## Exercise description
From the listing below, pull each line that includes "Fort".

## Data to process
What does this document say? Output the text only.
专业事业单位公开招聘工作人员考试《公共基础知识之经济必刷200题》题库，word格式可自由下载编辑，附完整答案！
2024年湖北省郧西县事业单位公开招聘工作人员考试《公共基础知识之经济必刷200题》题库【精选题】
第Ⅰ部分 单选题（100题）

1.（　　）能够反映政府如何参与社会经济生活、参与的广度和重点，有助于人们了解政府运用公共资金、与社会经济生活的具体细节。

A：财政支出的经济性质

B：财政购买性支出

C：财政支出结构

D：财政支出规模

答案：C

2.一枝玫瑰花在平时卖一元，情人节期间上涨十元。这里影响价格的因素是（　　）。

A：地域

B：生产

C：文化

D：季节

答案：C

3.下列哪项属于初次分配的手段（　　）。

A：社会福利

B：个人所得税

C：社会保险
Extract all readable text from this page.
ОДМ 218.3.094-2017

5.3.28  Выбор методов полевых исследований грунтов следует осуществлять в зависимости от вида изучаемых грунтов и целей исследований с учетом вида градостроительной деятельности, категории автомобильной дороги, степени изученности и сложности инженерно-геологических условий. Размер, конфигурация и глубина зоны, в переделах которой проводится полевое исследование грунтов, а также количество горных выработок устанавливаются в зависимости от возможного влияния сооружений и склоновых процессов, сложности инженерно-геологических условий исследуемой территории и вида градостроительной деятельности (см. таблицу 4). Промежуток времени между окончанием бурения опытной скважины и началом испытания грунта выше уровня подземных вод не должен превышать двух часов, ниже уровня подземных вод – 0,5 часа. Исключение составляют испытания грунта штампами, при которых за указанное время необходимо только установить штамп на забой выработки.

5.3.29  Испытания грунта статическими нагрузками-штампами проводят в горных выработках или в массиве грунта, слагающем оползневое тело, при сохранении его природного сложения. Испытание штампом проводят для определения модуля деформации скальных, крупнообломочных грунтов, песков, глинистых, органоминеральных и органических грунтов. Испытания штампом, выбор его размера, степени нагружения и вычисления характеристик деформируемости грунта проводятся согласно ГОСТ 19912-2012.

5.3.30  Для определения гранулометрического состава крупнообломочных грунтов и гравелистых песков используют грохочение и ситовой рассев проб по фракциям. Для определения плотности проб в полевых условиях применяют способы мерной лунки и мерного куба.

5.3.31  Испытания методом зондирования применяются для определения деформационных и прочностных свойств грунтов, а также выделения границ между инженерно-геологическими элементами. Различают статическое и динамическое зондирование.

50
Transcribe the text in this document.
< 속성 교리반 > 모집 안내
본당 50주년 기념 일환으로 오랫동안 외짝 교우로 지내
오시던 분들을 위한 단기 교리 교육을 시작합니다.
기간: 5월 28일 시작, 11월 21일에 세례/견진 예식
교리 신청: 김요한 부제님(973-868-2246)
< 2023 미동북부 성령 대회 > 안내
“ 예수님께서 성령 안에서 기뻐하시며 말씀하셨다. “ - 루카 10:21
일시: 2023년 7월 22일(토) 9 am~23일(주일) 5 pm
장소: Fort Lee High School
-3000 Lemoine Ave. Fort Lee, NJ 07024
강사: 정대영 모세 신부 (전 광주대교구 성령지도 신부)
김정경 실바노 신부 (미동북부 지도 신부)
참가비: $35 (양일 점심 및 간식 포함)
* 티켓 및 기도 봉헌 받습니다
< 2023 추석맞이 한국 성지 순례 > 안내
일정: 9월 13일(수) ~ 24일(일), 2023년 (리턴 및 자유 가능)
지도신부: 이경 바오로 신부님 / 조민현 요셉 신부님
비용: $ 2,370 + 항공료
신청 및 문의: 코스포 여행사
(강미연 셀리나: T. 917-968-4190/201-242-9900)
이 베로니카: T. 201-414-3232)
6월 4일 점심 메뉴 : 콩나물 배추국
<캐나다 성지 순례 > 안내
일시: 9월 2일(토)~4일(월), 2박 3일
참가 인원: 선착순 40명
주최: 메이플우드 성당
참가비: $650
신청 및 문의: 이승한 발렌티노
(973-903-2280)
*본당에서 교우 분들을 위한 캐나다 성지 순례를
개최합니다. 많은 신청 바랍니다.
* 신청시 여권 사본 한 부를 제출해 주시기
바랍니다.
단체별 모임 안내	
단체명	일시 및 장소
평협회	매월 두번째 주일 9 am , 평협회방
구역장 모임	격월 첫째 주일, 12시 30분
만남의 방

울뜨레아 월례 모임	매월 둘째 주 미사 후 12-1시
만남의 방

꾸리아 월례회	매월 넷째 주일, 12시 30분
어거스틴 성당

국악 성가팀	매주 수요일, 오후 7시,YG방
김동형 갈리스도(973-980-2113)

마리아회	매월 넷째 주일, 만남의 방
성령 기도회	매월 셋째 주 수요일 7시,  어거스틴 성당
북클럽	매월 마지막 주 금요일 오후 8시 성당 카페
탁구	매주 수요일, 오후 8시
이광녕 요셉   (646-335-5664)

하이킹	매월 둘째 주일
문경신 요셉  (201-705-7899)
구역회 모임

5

## Response
장소: Fort Lee High School
-3000 Lemoine Ave. Fort Lee, NJ 07024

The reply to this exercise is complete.